Dataset entries on figures:
###

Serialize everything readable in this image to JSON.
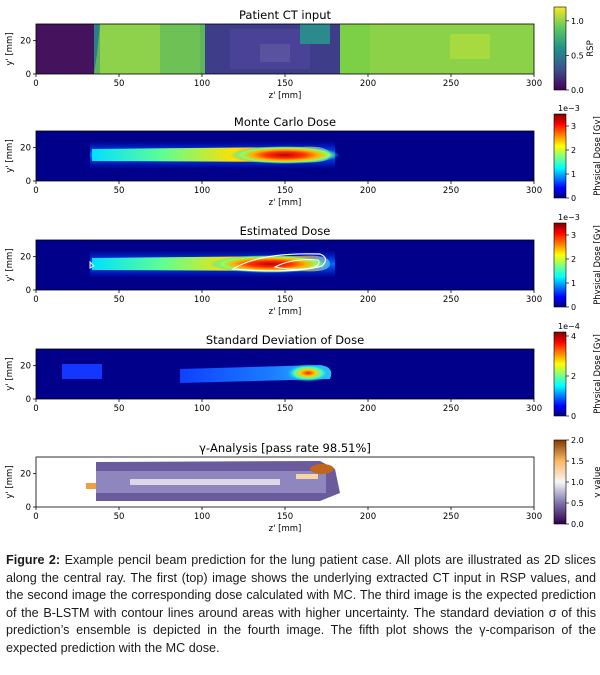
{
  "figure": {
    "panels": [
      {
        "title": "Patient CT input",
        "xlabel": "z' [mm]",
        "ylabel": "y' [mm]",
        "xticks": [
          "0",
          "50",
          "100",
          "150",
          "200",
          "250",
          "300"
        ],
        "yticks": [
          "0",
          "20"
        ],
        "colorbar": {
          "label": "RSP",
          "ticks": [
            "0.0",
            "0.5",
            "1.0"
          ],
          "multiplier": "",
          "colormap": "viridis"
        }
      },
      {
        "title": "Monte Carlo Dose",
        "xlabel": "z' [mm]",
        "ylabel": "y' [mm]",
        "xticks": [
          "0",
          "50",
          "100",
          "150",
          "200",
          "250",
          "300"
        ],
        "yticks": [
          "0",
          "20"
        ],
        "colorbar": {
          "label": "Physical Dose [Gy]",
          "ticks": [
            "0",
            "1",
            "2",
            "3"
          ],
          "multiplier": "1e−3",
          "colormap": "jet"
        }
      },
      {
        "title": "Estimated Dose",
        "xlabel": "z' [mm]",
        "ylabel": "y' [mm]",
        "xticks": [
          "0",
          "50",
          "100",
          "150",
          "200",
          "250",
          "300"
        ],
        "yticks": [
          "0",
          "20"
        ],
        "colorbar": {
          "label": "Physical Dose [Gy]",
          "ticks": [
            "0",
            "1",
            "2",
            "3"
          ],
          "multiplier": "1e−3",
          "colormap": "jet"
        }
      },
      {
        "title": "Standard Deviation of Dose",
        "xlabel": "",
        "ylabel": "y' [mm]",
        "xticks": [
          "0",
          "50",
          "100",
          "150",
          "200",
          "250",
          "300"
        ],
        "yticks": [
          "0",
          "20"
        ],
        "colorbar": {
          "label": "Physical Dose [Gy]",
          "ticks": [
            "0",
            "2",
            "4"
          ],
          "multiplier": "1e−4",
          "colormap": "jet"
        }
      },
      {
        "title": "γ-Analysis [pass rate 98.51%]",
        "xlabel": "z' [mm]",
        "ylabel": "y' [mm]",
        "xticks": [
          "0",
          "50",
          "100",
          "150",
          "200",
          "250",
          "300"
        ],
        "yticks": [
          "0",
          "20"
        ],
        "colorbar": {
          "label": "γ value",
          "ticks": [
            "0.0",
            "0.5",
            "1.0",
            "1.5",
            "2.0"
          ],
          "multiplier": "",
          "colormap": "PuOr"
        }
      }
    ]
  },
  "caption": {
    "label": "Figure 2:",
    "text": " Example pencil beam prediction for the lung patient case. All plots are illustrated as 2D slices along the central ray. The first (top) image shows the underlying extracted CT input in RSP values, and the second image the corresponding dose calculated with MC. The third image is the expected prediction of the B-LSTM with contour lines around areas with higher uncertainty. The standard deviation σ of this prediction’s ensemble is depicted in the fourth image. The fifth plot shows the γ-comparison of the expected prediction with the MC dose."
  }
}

###

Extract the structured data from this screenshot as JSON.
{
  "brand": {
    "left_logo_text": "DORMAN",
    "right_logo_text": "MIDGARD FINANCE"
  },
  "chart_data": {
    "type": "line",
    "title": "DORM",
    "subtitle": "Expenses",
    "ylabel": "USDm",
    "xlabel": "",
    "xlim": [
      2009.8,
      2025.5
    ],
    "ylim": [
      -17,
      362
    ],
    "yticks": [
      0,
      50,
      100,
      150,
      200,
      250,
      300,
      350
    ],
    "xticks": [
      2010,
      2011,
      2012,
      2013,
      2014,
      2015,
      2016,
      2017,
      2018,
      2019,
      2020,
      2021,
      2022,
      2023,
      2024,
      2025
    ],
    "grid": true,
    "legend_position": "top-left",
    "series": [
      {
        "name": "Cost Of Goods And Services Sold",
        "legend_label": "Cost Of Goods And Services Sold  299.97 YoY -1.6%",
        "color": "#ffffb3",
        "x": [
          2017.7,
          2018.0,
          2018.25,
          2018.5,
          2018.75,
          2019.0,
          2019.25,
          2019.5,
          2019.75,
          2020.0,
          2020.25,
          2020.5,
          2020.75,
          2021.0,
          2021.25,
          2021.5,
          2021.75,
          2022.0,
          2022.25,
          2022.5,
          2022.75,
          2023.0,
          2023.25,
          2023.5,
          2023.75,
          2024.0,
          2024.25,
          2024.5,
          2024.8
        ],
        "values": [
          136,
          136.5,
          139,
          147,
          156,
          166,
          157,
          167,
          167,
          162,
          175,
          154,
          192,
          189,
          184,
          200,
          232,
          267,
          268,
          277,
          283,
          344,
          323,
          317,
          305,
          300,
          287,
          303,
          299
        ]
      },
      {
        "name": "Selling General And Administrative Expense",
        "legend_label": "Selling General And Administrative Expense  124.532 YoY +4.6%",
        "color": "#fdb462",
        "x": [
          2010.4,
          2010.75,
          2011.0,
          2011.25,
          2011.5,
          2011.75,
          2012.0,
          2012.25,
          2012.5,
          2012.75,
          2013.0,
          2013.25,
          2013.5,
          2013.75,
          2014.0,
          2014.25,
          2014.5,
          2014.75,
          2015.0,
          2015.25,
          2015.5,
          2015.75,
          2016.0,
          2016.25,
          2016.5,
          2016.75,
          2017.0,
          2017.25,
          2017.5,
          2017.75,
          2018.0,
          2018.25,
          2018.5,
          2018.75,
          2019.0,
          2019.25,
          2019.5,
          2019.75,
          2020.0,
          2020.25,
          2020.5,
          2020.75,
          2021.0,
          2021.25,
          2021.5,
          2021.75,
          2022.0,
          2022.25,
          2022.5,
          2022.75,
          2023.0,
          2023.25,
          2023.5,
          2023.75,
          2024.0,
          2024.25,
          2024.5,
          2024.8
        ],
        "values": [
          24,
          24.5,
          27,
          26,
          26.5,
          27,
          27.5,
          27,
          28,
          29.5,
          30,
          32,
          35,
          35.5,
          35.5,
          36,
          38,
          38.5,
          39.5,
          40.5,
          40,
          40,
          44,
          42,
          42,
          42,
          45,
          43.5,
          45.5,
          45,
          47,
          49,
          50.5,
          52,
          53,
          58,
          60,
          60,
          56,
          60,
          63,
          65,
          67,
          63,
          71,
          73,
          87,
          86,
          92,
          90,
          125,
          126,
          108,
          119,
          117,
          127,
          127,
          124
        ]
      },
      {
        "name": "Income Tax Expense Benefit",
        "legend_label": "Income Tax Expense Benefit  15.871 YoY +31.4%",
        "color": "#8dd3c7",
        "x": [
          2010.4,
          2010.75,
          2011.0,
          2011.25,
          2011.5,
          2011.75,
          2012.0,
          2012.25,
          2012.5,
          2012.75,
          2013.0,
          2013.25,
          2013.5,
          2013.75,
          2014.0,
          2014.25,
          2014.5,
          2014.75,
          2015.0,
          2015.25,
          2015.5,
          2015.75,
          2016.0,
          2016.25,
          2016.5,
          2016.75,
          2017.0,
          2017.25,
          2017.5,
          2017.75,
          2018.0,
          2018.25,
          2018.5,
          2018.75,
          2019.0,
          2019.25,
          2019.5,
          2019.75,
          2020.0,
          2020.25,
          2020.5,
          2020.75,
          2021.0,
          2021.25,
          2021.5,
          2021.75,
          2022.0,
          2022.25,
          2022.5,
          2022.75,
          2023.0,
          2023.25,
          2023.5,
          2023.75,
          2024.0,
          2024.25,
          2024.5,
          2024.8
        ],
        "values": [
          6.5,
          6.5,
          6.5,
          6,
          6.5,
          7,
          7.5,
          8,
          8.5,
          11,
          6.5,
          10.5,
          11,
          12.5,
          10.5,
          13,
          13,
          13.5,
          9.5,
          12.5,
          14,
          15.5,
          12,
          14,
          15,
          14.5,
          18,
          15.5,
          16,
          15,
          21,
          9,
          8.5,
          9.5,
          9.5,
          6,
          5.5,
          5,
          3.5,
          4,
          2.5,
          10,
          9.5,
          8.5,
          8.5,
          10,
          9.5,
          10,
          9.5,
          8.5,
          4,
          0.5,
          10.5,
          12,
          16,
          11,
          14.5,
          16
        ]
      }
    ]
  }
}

###

> _Stated task_: State how many lines in the records above contain the word "Benefit", giving only the number.

> _Output of the task_: 2